▸ Written task
Any picture among the records should be left out, please; retype the rest exactly.

"""

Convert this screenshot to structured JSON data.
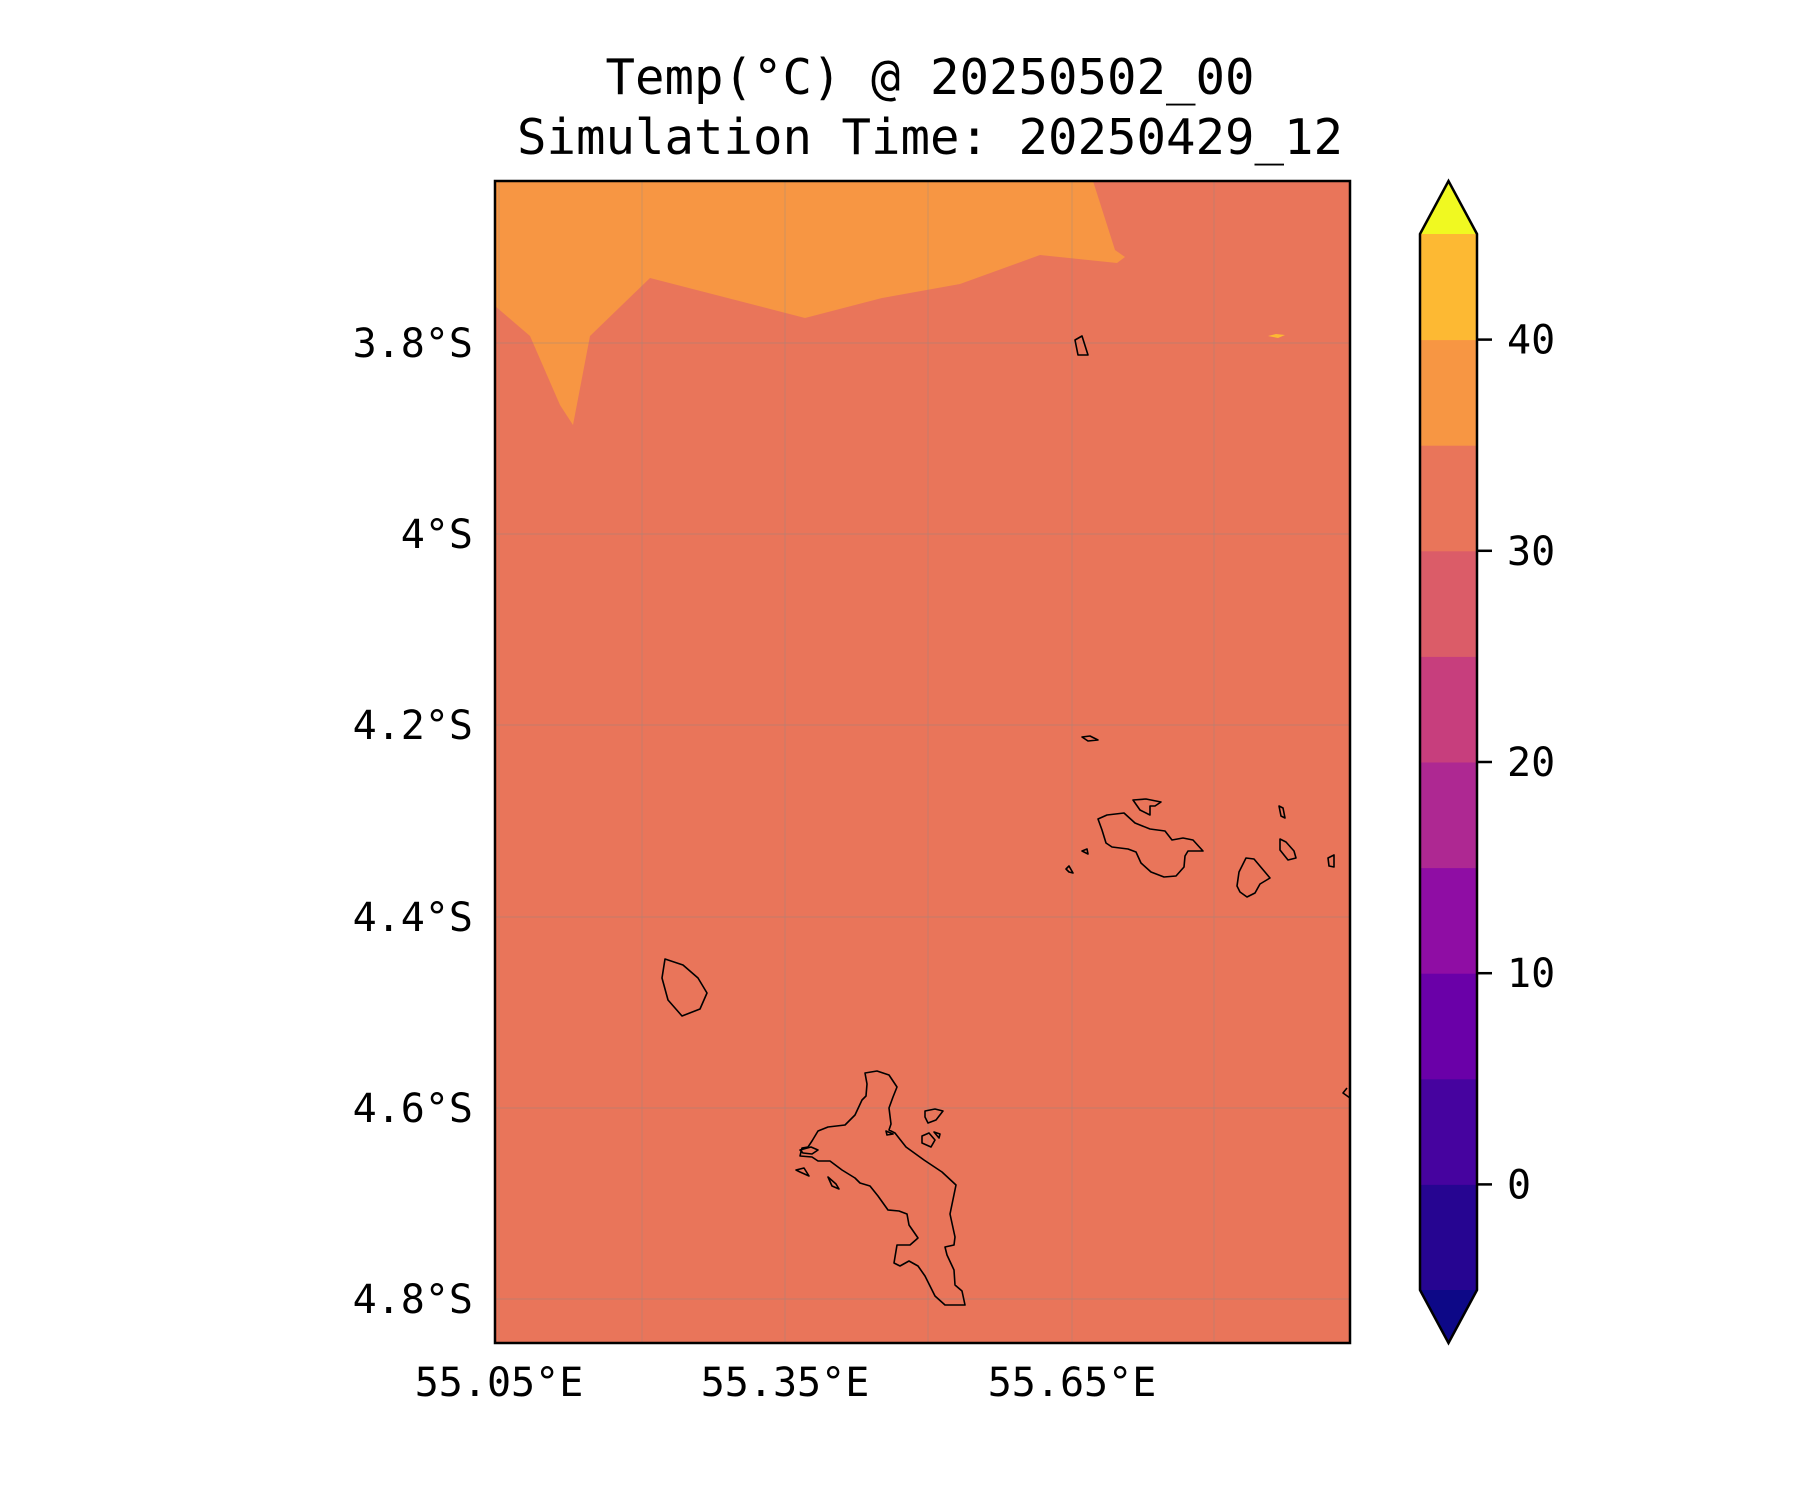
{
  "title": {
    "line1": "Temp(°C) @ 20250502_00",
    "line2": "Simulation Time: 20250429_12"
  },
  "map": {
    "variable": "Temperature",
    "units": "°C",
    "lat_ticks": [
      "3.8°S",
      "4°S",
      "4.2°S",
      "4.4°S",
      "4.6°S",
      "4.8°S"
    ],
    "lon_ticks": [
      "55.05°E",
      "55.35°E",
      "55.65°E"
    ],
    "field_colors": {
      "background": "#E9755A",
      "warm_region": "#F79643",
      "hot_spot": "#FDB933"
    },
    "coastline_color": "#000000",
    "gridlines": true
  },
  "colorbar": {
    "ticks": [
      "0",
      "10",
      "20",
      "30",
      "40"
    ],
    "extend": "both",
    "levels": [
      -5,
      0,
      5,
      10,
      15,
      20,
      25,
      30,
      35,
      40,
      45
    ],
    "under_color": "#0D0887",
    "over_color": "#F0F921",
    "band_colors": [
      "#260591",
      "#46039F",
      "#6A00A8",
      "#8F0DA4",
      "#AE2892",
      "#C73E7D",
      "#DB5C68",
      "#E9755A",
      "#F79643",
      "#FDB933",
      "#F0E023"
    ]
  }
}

"""

▸ Task response
Convert this screenshot to structured JSON data.
{
  "title": {
    "line1": "Temp(°C) @ 20250502_00",
    "line2": "Simulation Time: 20250429_12"
  },
  "map": {
    "variable": "Temperature",
    "units": "°C",
    "lat_ticks": [
      "3.8°S",
      "4°S",
      "4.2°S",
      "4.4°S",
      "4.6°S",
      "4.8°S"
    ],
    "lon_ticks": [
      "55.05°E",
      "55.35°E",
      "55.65°E"
    ],
    "field_colors": {
      "background": "#E9755A",
      "warm_region": "#F79643",
      "hot_spot": "#FDB933"
    },
    "coastline_color": "#000000",
    "gridlines": true
  },
  "colorbar": {
    "ticks": [
      "0",
      "10",
      "20",
      "30",
      "40"
    ],
    "extend": "both",
    "levels": [
      -5,
      0,
      5,
      10,
      15,
      20,
      25,
      30,
      35,
      40,
      45
    ],
    "under_color": "#0D0887",
    "over_color": "#F0F921",
    "band_colors": [
      "#260591",
      "#46039F",
      "#6A00A8",
      "#8F0DA4",
      "#AE2892",
      "#C73E7D",
      "#DB5C68",
      "#E9755A",
      "#F79643",
      "#FDB933",
      "#F0E023"
    ]
  }
}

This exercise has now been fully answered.